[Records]
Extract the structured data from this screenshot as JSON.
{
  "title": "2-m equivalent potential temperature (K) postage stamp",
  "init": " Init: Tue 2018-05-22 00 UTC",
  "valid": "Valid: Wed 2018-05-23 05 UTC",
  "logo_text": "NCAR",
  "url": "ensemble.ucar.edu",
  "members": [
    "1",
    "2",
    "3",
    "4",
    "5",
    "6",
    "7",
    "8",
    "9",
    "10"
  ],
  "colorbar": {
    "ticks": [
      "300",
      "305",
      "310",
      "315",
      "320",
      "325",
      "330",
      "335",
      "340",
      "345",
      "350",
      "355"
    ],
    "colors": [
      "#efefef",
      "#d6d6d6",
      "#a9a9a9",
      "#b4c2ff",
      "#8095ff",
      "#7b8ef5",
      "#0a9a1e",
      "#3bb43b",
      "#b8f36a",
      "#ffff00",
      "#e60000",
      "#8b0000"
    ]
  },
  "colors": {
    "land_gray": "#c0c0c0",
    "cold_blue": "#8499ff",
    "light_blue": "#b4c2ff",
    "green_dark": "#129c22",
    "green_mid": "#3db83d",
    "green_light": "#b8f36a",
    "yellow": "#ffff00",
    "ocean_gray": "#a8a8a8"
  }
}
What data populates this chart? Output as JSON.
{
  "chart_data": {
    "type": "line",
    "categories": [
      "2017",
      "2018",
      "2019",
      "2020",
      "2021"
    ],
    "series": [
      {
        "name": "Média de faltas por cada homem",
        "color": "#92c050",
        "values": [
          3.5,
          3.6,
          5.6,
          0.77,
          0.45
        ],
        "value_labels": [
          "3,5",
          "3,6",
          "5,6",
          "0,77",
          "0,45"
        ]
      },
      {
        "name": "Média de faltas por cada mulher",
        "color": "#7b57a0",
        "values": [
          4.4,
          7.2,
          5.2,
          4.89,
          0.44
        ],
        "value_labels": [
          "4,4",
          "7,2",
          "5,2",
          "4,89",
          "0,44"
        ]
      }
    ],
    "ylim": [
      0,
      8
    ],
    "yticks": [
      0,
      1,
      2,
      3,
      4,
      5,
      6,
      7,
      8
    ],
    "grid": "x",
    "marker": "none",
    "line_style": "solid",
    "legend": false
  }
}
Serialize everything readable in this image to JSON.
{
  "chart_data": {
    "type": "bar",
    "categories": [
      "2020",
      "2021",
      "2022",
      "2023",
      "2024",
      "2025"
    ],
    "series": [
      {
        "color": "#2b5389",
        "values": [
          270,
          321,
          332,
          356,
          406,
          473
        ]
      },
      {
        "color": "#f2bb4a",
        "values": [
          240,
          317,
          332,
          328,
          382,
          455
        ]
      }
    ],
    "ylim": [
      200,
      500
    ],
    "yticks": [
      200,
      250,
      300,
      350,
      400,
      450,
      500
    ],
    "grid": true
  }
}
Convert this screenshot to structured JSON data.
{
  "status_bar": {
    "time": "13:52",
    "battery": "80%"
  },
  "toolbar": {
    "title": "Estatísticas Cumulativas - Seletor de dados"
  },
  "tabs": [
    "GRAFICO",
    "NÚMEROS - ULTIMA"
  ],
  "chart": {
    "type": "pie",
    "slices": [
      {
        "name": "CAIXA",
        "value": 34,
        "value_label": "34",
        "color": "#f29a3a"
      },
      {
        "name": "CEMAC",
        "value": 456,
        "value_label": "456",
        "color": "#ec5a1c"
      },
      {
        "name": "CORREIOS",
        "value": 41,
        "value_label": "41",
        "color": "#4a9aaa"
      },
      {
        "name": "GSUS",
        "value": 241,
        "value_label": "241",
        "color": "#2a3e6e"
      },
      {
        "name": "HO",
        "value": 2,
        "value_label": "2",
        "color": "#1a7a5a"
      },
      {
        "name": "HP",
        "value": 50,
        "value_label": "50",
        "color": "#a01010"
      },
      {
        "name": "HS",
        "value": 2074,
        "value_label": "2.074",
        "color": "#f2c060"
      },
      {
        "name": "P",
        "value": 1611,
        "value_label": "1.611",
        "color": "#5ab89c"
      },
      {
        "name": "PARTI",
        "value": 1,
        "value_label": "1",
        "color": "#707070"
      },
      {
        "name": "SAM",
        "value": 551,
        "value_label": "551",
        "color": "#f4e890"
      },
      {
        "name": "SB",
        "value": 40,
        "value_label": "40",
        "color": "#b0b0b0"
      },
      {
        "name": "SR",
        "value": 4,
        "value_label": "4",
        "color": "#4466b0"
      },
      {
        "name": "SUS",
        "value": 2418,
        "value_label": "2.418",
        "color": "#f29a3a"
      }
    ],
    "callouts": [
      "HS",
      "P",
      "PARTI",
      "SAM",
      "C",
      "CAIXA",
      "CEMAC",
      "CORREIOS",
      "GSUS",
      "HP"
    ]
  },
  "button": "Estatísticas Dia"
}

Exercise description
Repeat the listing exactly, from its first line to its last.

Solution for this task
Extract the structured data from this screenshot as JSON.
{
  "title": "2-m equivalent potential temperature (K) postage stamp",
  "init": " Init: Tue 2018-05-22 00 UTC",
  "valid": "Valid: Wed 2018-05-23 05 UTC",
  "logo_text": "NCAR",
  "url": "ensemble.ucar.edu",
  "members": [
    "1",
    "2",
    "3",
    "4",
    "5",
    "6",
    "7",
    "8",
    "9",
    "10"
  ],
  "colorbar": {
    "ticks": [
      "300",
      "305",
      "310",
      "315",
      "320",
      "325",
      "330",
      "335",
      "340",
      "345",
      "350",
      "355"
    ],
    "colors": [
      "#efefef",
      "#d6d6d6",
      "#a9a9a9",
      "#b4c2ff",
      "#8095ff",
      "#7b8ef5",
      "#0a9a1e",
      "#3bb43b",
      "#b8f36a",
      "#ffff00",
      "#e60000",
      "#8b0000"
    ]
  },
  "colors": {
    "land_gray": "#c0c0c0",
    "cold_blue": "#8499ff",
    "light_blue": "#b4c2ff",
    "green_dark": "#129c22",
    "green_mid": "#3db83d",
    "green_light": "#b8f36a",
    "yellow": "#ffff00",
    "ocean_gray": "#a8a8a8"
  }
}
What data populates this chart? Output as JSON.
{
  "chart_data": {
    "type": "line",
    "categories": [
      "2017",
      "2018",
      "2019",
      "2020",
      "2021"
    ],
    "series": [
      {
        "name": "Média de faltas por cada homem",
        "color": "#92c050",
        "values": [
          3.5,
          3.6,
          5.6,
          0.77,
          0.45
        ],
        "value_labels": [
          "3,5",
          "3,6",
          "5,6",
          "0,77",
          "0,45"
        ]
      },
      {
        "name": "Média de faltas por cada mulher",
        "color": "#7b57a0",
        "values": [
          4.4,
          7.2,
          5.2,
          4.89,
          0.44
        ],
        "value_labels": [
          "4,4",
          "7,2",
          "5,2",
          "4,89",
          "0,44"
        ]
      }
    ],
    "ylim": [
      0,
      8
    ],
    "yticks": [
      0,
      1,
      2,
      3,
      4,
      5,
      6,
      7,
      8
    ],
    "grid": "x",
    "marker": "none",
    "line_style": "solid",
    "legend": false
  }
}
Serialize everything readable in this image to JSON.
{
  "chart_data": {
    "type": "bar",
    "categories": [
      "2020",
      "2021",
      "2022",
      "2023",
      "2024",
      "2025"
    ],
    "series": [
      {
        "color": "#2b5389",
        "values": [
          270,
          321,
          332,
          356,
          406,
          473
        ]
      },
      {
        "color": "#f2bb4a",
        "values": [
          240,
          317,
          332,
          328,
          382,
          455
        ]
      }
    ],
    "ylim": [
      200,
      500
    ],
    "yticks": [
      200,
      250,
      300,
      350,
      400,
      450,
      500
    ],
    "grid": true
  }
}
Convert this screenshot to structured JSON data.
{
  "status_bar": {
    "time": "13:52",
    "battery": "80%"
  },
  "toolbar": {
    "title": "Estatísticas Cumulativas - Seletor de dados"
  },
  "tabs": [
    "GRAFICO",
    "NÚMEROS - ULTIMA"
  ],
  "chart": {
    "type": "pie",
    "slices": [
      {
        "name": "CAIXA",
        "value": 34,
        "value_label": "34",
        "color": "#f29a3a"
      },
      {
        "name": "CEMAC",
        "value": 456,
        "value_label": "456",
        "color": "#ec5a1c"
      },
      {
        "name": "CORREIOS",
        "value": 41,
        "value_label": "41",
        "color": "#4a9aaa"
      },
      {
        "name": "GSUS",
        "value": 241,
        "value_label": "241",
        "color": "#2a3e6e"
      },
      {
        "name": "HO",
        "value": 2,
        "value_label": "2",
        "color": "#1a7a5a"
      },
      {
        "name": "HP",
        "value": 50,
        "value_label": "50",
        "color": "#a01010"
      },
      {
        "name": "HS",
        "value": 2074,
        "value_label": "2.074",
        "color": "#f2c060"
      },
      {
        "name": "P",
        "value": 1611,
        "value_label": "1.611",
        "color": "#5ab89c"
      },
      {
        "name": "PARTI",
        "value": 1,
        "value_label": "1",
        "color": "#707070"
      },
      {
        "name": "SAM",
        "value": 551,
        "value_label": "551",
        "color": "#f4e890"
      },
      {
        "name": "SB",
        "value": 40,
        "value_label": "40",
        "color": "#b0b0b0"
      },
      {
        "name": "SR",
        "value": 4,
        "value_label": "4",
        "color": "#4466b0"
      },
      {
        "name": "SUS",
        "value": 2418,
        "value_label": "2.418",
        "color": "#f29a3a"
      }
    ],
    "callouts": [
      "HS",
      "P",
      "PARTI",
      "SAM",
      "C",
      "CAIXA",
      "CEMAC",
      "CORREIOS",
      "GSUS",
      "HP"
    ]
  },
  "button": "Estatísticas Dia"
}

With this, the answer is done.